───── Given records

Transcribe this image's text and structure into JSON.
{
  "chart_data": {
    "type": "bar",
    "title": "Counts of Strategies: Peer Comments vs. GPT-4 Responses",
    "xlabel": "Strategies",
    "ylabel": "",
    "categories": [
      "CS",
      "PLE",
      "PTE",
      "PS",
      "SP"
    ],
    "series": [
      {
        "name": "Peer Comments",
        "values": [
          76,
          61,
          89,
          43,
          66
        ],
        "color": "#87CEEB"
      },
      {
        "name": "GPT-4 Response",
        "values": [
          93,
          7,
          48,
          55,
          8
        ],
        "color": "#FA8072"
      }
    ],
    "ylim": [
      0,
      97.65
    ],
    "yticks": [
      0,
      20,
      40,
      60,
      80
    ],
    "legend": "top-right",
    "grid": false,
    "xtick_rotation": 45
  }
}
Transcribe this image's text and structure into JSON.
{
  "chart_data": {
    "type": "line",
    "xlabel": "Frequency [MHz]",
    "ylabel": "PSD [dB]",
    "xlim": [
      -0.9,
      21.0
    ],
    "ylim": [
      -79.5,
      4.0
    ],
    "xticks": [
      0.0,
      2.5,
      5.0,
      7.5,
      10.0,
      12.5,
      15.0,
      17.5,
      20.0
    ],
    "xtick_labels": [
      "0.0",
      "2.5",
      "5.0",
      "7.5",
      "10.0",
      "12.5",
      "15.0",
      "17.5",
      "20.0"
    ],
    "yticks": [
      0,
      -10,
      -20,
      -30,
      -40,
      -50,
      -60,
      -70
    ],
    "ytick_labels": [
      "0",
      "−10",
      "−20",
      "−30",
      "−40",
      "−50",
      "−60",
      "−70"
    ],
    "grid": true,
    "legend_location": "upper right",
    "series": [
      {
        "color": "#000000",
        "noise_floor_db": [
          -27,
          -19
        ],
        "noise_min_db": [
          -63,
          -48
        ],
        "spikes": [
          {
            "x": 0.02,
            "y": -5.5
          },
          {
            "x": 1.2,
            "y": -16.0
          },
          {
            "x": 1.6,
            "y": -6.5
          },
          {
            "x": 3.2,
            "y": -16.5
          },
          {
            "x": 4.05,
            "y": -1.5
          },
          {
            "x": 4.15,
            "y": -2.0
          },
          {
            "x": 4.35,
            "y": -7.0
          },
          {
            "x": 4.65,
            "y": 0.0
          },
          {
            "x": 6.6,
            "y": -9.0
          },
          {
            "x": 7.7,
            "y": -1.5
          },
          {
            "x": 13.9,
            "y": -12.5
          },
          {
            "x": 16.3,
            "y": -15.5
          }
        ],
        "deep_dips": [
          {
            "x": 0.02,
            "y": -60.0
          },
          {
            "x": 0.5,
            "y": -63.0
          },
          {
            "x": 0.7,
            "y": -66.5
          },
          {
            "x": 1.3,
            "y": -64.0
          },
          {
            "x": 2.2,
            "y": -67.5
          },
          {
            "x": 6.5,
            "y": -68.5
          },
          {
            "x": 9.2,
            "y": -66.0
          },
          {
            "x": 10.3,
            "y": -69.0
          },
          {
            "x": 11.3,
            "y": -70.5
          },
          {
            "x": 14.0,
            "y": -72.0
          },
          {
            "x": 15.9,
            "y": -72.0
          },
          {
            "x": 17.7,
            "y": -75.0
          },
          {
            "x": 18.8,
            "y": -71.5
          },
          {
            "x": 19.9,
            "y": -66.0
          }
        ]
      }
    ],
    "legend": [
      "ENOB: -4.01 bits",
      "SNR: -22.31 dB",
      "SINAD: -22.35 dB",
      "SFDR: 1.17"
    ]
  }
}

──────────

- What is being asked
Please set down the whole listing above without altering a single line.

- The reply
Transcribe this image's text and structure into JSON.
{
  "chart_data": {
    "type": "bar",
    "title": "Counts of Strategies: Peer Comments vs. GPT-4 Responses",
    "xlabel": "Strategies",
    "ylabel": "",
    "categories": [
      "CS",
      "PLE",
      "PTE",
      "PS",
      "SP"
    ],
    "series": [
      {
        "name": "Peer Comments",
        "values": [
          76,
          61,
          89,
          43,
          66
        ],
        "color": "#87CEEB"
      },
      {
        "name": "GPT-4 Response",
        "values": [
          93,
          7,
          48,
          55,
          8
        ],
        "color": "#FA8072"
      }
    ],
    "ylim": [
      0,
      97.65
    ],
    "yticks": [
      0,
      20,
      40,
      60,
      80
    ],
    "legend": "top-right",
    "grid": false,
    "xtick_rotation": 45
  }
}
Transcribe this image's text and structure into JSON.
{
  "chart_data": {
    "type": "line",
    "xlabel": "Frequency [MHz]",
    "ylabel": "PSD [dB]",
    "xlim": [
      -0.9,
      21.0
    ],
    "ylim": [
      -79.5,
      4.0
    ],
    "xticks": [
      0.0,
      2.5,
      5.0,
      7.5,
      10.0,
      12.5,
      15.0,
      17.5,
      20.0
    ],
    "xtick_labels": [
      "0.0",
      "2.5",
      "5.0",
      "7.5",
      "10.0",
      "12.5",
      "15.0",
      "17.5",
      "20.0"
    ],
    "yticks": [
      0,
      -10,
      -20,
      -30,
      -40,
      -50,
      -60,
      -70
    ],
    "ytick_labels": [
      "0",
      "−10",
      "−20",
      "−30",
      "−40",
      "−50",
      "−60",
      "−70"
    ],
    "grid": true,
    "legend_location": "upper right",
    "series": [
      {
        "color": "#000000",
        "noise_floor_db": [
          -27,
          -19
        ],
        "noise_min_db": [
          -63,
          -48
        ],
        "spikes": [
          {
            "x": 0.02,
            "y": -5.5
          },
          {
            "x": 1.2,
            "y": -16.0
          },
          {
            "x": 1.6,
            "y": -6.5
          },
          {
            "x": 3.2,
            "y": -16.5
          },
          {
            "x": 4.05,
            "y": -1.5
          },
          {
            "x": 4.15,
            "y": -2.0
          },
          {
            "x": 4.35,
            "y": -7.0
          },
          {
            "x": 4.65,
            "y": 0.0
          },
          {
            "x": 6.6,
            "y": -9.0
          },
          {
            "x": 7.7,
            "y": -1.5
          },
          {
            "x": 13.9,
            "y": -12.5
          },
          {
            "x": 16.3,
            "y": -15.5
          }
        ],
        "deep_dips": [
          {
            "x": 0.02,
            "y": -60.0
          },
          {
            "x": 0.5,
            "y": -63.0
          },
          {
            "x": 0.7,
            "y": -66.5
          },
          {
            "x": 1.3,
            "y": -64.0
          },
          {
            "x": 2.2,
            "y": -67.5
          },
          {
            "x": 6.5,
            "y": -68.5
          },
          {
            "x": 9.2,
            "y": -66.0
          },
          {
            "x": 10.3,
            "y": -69.0
          },
          {
            "x": 11.3,
            "y": -70.5
          },
          {
            "x": 14.0,
            "y": -72.0
          },
          {
            "x": 15.9,
            "y": -72.0
          },
          {
            "x": 17.7,
            "y": -75.0
          },
          {
            "x": 18.8,
            "y": -71.5
          },
          {
            "x": 19.9,
            "y": -66.0
          }
        ]
      }
    ],
    "legend": [
      "ENOB: -4.01 bits",
      "SNR: -22.31 dB",
      "SINAD: -22.35 dB",
      "SFDR: 1.17"
    ]
  }
}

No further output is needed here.